Copy every record below, exactly as written.

Dataset items
────────────────────────────────────────
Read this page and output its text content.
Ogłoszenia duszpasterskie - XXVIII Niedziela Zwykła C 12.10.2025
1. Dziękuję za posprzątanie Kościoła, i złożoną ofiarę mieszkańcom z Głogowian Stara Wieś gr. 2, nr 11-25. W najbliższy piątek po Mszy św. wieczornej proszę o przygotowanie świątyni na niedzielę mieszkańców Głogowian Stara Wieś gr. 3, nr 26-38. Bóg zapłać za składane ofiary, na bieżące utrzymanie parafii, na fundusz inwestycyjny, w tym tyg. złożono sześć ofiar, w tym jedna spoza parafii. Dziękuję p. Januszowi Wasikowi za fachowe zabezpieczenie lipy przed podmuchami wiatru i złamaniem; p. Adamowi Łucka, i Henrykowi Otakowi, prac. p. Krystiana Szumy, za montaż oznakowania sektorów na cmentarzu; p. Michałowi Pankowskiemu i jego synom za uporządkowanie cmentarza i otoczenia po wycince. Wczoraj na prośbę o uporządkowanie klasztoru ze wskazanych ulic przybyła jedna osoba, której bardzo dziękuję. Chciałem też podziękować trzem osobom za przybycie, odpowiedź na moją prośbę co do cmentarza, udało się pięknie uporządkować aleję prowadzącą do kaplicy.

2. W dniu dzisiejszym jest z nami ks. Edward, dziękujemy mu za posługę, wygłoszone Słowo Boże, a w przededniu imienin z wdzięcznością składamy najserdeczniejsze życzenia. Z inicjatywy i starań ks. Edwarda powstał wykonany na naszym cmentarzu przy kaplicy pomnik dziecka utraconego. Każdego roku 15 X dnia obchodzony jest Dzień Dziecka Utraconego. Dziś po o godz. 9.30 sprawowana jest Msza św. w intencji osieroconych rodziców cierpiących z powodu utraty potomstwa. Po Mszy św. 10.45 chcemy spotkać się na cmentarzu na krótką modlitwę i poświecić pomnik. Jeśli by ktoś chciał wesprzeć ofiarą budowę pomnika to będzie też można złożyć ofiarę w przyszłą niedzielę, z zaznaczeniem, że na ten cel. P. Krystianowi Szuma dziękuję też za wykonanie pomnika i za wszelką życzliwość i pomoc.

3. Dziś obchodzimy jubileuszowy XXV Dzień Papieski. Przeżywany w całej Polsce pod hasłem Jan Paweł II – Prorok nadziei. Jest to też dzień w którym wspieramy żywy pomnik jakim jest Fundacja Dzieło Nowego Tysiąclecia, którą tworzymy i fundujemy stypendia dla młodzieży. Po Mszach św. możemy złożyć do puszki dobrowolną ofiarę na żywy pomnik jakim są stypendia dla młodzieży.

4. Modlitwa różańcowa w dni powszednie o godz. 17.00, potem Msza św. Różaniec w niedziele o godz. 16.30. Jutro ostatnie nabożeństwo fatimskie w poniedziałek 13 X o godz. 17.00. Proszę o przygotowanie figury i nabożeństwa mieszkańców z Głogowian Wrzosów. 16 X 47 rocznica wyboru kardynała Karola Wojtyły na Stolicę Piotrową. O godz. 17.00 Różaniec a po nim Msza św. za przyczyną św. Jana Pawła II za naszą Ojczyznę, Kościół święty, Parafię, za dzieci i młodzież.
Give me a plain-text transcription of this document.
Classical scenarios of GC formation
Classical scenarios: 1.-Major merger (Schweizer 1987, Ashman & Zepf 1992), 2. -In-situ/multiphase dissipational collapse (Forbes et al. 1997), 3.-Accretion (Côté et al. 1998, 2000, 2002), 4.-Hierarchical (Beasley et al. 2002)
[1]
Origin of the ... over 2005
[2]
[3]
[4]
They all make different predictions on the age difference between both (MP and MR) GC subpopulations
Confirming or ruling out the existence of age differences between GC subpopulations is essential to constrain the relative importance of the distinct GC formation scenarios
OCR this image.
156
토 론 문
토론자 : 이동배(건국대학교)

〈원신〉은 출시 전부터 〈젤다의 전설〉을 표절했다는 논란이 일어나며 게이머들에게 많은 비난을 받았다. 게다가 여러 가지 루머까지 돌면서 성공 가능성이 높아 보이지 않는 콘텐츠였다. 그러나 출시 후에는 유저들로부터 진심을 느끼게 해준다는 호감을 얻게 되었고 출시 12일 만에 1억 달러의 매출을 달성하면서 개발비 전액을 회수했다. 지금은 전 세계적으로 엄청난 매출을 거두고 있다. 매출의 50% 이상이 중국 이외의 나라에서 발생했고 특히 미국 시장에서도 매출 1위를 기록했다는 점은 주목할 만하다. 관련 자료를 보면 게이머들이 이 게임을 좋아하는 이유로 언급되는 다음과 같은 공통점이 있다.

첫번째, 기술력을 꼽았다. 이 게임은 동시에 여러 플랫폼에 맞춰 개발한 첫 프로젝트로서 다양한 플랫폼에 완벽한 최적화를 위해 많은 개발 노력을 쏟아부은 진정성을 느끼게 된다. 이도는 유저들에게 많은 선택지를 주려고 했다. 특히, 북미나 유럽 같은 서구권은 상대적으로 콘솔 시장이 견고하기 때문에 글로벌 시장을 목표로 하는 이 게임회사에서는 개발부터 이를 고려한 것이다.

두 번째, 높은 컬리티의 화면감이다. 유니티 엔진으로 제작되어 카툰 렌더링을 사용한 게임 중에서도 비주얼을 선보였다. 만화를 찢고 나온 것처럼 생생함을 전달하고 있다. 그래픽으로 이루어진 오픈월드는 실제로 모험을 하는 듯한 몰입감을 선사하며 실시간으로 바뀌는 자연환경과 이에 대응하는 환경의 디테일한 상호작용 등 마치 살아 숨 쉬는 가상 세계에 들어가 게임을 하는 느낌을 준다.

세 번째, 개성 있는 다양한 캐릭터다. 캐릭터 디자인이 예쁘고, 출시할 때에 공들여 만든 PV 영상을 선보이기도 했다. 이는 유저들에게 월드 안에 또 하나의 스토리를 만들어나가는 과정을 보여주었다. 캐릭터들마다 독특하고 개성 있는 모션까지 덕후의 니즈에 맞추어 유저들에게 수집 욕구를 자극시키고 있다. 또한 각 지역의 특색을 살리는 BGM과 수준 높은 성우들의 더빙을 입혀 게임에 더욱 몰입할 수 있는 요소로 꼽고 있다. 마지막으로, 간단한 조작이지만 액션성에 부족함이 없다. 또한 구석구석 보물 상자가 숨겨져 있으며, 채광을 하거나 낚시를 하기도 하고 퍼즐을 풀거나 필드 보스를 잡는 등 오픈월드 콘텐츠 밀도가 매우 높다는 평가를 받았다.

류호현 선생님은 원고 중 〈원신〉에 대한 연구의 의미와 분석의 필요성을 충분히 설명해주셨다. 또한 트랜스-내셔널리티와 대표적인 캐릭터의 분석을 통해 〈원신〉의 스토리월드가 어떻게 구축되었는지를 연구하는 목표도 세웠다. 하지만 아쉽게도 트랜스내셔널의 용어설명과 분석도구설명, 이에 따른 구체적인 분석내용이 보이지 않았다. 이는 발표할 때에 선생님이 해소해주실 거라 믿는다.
────────────────────────────────────────
Solution for this problem —
Read this page and output its text content.
Ogłoszenia duszpasterskie - XXVIII Niedziela Zwykła C 12.10.2025
1. Dziękuję za posprzątanie Kościoła, i złożoną ofiarę mieszkańcom z Głogowian Stara Wieś gr. 2, nr 11-25. W najbliższy piątek po Mszy św. wieczornej proszę o przygotowanie świątyni na niedzielę mieszkańców Głogowian Stara Wieś gr. 3, nr 26-38. Bóg zapłać za składane ofiary, na bieżące utrzymanie parafii, na fundusz inwestycyjny, w tym tyg. złożono sześć ofiar, w tym jedna spoza parafii. Dziękuję p. Januszowi Wasikowi za fachowe zabezpieczenie lipy przed podmuchami wiatru i złamaniem; p. Adamowi Łucka, i Henrykowi Otakowi, prac. p. Krystiana Szumy, za montaż oznakowania sektorów na cmentarzu; p. Michałowi Pankowskiemu i jego synom za uporządkowanie cmentarza i otoczenia po wycince. Wczoraj na prośbę o uporządkowanie klasztoru ze wskazanych ulic przybyła jedna osoba, której bardzo dziękuję. Chciałem też podziękować trzem osobom za przybycie, odpowiedź na moją prośbę co do cmentarza, udało się pięknie uporządkować aleję prowadzącą do kaplicy.

2. W dniu dzisiejszym jest z nami ks. Edward, dziękujemy mu za posługę, wygłoszone Słowo Boże, a w przededniu imienin z wdzięcznością składamy najserdeczniejsze życzenia. Z inicjatywy i starań ks. Edwarda powstał wykonany na naszym cmentarzu przy kaplicy pomnik dziecka utraconego. Każdego roku 15 X dnia obchodzony jest Dzień Dziecka Utraconego. Dziś po o godz. 9.30 sprawowana jest Msza św. w intencji osieroconych rodziców cierpiących z powodu utraty potomstwa. Po Mszy św. 10.45 chcemy spotkać się na cmentarzu na krótką modlitwę i poświecić pomnik. Jeśli by ktoś chciał wesprzeć ofiarą budowę pomnika to będzie też można złożyć ofiarę w przyszłą niedzielę, z zaznaczeniem, że na ten cel. P. Krystianowi Szuma dziękuję też za wykonanie pomnika i za wszelką życzliwość i pomoc.

3. Dziś obchodzimy jubileuszowy XXV Dzień Papieski. Przeżywany w całej Polsce pod hasłem Jan Paweł II – Prorok nadziei. Jest to też dzień w którym wspieramy żywy pomnik jakim jest Fundacja Dzieło Nowego Tysiąclecia, którą tworzymy i fundujemy stypendia dla młodzieży. Po Mszach św. możemy złożyć do puszki dobrowolną ofiarę na żywy pomnik jakim są stypendia dla młodzieży.

4. Modlitwa różańcowa w dni powszednie o godz. 17.00, potem Msza św. Różaniec w niedziele o godz. 16.30. Jutro ostatnie nabożeństwo fatimskie w poniedziałek 13 X o godz. 17.00. Proszę o przygotowanie figury i nabożeństwa mieszkańców z Głogowian Wrzosów. 16 X 47 rocznica wyboru kardynała Karola Wojtyły na Stolicę Piotrową. O godz. 17.00 Różaniec a po nim Msza św. za przyczyną św. Jana Pawła II za naszą Ojczyznę, Kościół święty, Parafię, za dzieci i młodzież.
Give me a plain-text transcription of this document.
Classical scenarios of GC formation
Classical scenarios: 1.-Major merger (Schweizer 1987, Ashman & Zepf 1992), 2. -In-situ/multiphase dissipational collapse (Forbes et al. 1997), 3.-Accretion (Côté et al. 1998, 2000, 2002), 4.-Hierarchical (Beasley et al. 2002)
[1]
Origin of the ... over 2005
[2]
[3]
[4]
They all make different predictions on the age difference between both (MP and MR) GC subpopulations
Confirming or ruling out the existence of age differences between GC subpopulations is essential to constrain the relative importance of the distinct GC formation scenarios
OCR this image.
156
토 론 문
토론자 : 이동배(건국대학교)

〈원신〉은 출시 전부터 〈젤다의 전설〉을 표절했다는 논란이 일어나며 게이머들에게 많은 비난을 받았다. 게다가 여러 가지 루머까지 돌면서 성공 가능성이 높아 보이지 않는 콘텐츠였다. 그러나 출시 후에는 유저들로부터 진심을 느끼게 해준다는 호감을 얻게 되었고 출시 12일 만에 1억 달러의 매출을 달성하면서 개발비 전액을 회수했다. 지금은 전 세계적으로 엄청난 매출을 거두고 있다. 매출의 50% 이상이 중국 이외의 나라에서 발생했고 특히 미국 시장에서도 매출 1위를 기록했다는 점은 주목할 만하다. 관련 자료를 보면 게이머들이 이 게임을 좋아하는 이유로 언급되는 다음과 같은 공통점이 있다.

첫번째, 기술력을 꼽았다. 이 게임은 동시에 여러 플랫폼에 맞춰 개발한 첫 프로젝트로서 다양한 플랫폼에 완벽한 최적화를 위해 많은 개발 노력을 쏟아부은 진정성을 느끼게 된다. 이도는 유저들에게 많은 선택지를 주려고 했다. 특히, 북미나 유럽 같은 서구권은 상대적으로 콘솔 시장이 견고하기 때문에 글로벌 시장을 목표로 하는 이 게임회사에서는 개발부터 이를 고려한 것이다.

두 번째, 높은 컬리티의 화면감이다. 유니티 엔진으로 제작되어 카툰 렌더링을 사용한 게임 중에서도 비주얼을 선보였다. 만화를 찢고 나온 것처럼 생생함을 전달하고 있다. 그래픽으로 이루어진 오픈월드는 실제로 모험을 하는 듯한 몰입감을 선사하며 실시간으로 바뀌는 자연환경과 이에 대응하는 환경의 디테일한 상호작용 등 마치 살아 숨 쉬는 가상 세계에 들어가 게임을 하는 느낌을 준다.

세 번째, 개성 있는 다양한 캐릭터다. 캐릭터 디자인이 예쁘고, 출시할 때에 공들여 만든 PV 영상을 선보이기도 했다. 이는 유저들에게 월드 안에 또 하나의 스토리를 만들어나가는 과정을 보여주었다. 캐릭터들마다 독특하고 개성 있는 모션까지 덕후의 니즈에 맞추어 유저들에게 수집 욕구를 자극시키고 있다. 또한 각 지역의 특색을 살리는 BGM과 수준 높은 성우들의 더빙을 입혀 게임에 더욱 몰입할 수 있는 요소로 꼽고 있다. 마지막으로, 간단한 조작이지만 액션성에 부족함이 없다. 또한 구석구석 보물 상자가 숨겨져 있으며, 채광을 하거나 낚시를 하기도 하고 퍼즐을 풀거나 필드 보스를 잡는 등 오픈월드 콘텐츠 밀도가 매우 높다는 평가를 받았다.

류호현 선생님은 원고 중 〈원신〉에 대한 연구의 의미와 분석의 필요성을 충분히 설명해주셨다. 또한 트랜스-내셔널리티와 대표적인 캐릭터의 분석을 통해 〈원신〉의 스토리월드가 어떻게 구축되었는지를 연구하는 목표도 세웠다. 하지만 아쉽게도 트랜스내셔널의 용어설명과 분석도구설명, 이에 따른 구체적인 분석내용이 보이지 않았다. 이는 발표할 때에 선생님이 해소해주실 거라 믿는다.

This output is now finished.